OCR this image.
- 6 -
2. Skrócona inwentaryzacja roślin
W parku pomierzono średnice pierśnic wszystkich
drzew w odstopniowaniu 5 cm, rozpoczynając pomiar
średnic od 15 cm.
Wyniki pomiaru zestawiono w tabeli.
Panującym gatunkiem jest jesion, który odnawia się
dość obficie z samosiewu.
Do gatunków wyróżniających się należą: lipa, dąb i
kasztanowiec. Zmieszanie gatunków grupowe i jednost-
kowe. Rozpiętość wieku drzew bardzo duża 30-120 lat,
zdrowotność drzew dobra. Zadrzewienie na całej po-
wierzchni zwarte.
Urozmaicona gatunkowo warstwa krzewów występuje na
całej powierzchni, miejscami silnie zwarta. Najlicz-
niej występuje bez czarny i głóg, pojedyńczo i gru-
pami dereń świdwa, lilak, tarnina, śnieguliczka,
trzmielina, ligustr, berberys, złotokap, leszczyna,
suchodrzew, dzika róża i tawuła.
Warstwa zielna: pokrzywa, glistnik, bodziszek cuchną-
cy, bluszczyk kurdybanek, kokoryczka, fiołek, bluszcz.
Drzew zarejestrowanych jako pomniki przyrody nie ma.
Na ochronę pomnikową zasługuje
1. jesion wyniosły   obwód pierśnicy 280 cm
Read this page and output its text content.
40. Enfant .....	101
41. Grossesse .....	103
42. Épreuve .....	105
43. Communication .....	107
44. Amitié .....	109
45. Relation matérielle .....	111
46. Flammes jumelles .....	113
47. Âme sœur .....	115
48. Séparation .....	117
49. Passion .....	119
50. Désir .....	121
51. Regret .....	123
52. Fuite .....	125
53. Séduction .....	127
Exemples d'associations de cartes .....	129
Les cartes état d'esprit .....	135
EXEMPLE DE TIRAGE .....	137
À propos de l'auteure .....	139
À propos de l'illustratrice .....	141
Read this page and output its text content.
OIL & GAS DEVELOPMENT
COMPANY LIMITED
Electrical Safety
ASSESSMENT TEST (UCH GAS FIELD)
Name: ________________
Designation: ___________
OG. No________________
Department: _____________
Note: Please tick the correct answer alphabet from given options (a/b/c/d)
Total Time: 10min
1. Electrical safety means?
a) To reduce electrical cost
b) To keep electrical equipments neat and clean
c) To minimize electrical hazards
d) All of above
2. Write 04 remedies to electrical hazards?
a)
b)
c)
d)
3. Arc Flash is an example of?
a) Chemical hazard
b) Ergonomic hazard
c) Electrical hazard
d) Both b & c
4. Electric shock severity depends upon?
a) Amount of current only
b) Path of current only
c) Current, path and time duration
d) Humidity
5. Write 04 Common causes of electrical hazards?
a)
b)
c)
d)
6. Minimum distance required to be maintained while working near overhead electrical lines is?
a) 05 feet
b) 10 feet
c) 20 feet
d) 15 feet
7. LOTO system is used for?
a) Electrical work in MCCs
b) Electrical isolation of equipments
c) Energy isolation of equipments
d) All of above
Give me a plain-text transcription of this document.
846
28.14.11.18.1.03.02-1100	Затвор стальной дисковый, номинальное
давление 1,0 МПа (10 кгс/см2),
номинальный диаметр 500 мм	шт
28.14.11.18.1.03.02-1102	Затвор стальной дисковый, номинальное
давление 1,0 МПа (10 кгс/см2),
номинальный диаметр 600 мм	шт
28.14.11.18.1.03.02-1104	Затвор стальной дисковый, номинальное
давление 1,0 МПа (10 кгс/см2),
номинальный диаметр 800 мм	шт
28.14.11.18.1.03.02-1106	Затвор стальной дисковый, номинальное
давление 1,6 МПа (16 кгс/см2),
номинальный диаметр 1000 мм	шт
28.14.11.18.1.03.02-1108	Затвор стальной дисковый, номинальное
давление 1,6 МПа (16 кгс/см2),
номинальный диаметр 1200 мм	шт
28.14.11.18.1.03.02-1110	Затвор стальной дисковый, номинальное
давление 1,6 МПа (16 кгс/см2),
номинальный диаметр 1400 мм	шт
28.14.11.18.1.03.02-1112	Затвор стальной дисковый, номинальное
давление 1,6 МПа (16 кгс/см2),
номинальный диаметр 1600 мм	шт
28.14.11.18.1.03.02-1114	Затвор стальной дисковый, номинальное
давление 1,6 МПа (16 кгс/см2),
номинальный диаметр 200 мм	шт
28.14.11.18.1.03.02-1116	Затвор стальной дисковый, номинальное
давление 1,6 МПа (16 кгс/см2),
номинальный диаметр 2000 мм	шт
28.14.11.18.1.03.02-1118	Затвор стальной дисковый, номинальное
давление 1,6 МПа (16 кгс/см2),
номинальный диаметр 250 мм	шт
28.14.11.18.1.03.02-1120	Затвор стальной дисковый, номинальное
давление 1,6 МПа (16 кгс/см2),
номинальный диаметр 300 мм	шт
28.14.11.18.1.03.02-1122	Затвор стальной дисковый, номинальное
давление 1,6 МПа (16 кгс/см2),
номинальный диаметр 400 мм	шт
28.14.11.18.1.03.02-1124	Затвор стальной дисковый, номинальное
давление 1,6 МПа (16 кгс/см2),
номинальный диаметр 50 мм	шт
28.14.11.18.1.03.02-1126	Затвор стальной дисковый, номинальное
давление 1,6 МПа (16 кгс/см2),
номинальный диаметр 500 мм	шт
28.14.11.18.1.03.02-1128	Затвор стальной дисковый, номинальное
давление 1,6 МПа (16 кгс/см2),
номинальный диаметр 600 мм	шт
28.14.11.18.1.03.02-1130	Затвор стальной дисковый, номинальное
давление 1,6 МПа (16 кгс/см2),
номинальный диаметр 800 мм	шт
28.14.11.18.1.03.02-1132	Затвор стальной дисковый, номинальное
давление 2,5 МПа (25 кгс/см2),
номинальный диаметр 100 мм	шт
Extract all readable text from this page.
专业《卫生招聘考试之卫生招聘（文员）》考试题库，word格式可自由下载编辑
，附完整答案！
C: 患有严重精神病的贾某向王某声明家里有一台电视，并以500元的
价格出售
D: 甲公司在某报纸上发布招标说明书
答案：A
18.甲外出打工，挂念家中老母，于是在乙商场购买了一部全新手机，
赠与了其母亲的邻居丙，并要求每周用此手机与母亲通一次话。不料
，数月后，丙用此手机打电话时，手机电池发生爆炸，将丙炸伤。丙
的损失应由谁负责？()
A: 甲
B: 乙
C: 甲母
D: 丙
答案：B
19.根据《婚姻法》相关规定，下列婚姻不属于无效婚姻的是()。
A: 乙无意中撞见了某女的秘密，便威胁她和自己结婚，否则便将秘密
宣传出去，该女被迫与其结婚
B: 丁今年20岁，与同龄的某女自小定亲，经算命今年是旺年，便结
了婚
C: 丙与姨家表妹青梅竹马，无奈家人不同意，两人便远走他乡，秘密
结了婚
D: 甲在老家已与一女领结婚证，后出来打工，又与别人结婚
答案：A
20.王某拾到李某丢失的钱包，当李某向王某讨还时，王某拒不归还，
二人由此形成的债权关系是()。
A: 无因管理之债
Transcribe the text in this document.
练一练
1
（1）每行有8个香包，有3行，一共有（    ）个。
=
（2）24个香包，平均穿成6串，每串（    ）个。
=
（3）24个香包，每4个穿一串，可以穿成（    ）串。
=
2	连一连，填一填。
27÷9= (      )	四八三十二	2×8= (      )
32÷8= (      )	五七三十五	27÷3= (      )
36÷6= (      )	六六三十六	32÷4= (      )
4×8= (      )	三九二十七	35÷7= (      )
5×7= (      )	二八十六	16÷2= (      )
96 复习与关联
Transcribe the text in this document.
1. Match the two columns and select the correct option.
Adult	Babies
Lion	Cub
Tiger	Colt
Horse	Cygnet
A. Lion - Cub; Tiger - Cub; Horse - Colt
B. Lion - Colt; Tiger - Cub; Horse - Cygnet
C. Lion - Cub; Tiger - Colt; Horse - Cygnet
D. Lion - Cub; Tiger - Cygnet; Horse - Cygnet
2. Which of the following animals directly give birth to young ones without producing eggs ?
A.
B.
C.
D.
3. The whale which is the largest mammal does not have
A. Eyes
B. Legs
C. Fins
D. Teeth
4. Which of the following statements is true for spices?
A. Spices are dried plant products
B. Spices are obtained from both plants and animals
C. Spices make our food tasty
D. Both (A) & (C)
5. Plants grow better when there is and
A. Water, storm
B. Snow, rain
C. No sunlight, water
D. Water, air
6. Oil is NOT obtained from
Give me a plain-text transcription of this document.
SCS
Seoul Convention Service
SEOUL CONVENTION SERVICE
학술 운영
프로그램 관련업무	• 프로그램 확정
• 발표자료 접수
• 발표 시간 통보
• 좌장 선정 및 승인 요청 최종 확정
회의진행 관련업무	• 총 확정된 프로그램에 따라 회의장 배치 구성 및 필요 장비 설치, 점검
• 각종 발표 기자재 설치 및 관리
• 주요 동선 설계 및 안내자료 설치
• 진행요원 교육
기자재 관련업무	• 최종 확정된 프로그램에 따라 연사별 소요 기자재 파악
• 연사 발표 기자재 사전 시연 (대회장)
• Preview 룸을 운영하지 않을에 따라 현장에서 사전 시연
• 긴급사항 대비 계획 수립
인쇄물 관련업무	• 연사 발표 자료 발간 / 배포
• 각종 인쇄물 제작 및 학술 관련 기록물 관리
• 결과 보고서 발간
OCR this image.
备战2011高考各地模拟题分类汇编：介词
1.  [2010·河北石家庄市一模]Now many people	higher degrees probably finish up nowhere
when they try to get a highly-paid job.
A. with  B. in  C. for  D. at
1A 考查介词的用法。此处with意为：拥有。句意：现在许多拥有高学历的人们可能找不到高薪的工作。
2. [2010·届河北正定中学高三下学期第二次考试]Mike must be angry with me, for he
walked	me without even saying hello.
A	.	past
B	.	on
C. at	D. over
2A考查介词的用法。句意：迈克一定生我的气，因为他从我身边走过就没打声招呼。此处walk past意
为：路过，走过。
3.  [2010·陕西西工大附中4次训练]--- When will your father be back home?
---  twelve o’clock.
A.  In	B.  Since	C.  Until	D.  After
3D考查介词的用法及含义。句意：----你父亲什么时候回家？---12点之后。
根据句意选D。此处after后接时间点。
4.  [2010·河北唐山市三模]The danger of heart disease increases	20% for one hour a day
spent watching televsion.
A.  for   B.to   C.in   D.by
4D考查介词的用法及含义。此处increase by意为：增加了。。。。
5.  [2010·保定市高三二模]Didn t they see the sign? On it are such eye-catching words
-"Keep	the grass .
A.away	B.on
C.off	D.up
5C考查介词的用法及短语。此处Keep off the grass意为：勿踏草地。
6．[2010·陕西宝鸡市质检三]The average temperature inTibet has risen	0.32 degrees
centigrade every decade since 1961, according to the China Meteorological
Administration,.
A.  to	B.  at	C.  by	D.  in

☆ ☆ ☆

Task details
Show every line of the listing in which the string "Horse" can be found.

Result
Horse	Cygnet
A. Lion - Cub; Tiger - Cub; Horse - Colt
B. Lion - Colt; Tiger - Cub; Horse - Cygnet
C. Lion - Cub; Tiger - Colt; Horse - Cygnet
D. Lion - Cub; Tiger - Cygnet; Horse - Cygnet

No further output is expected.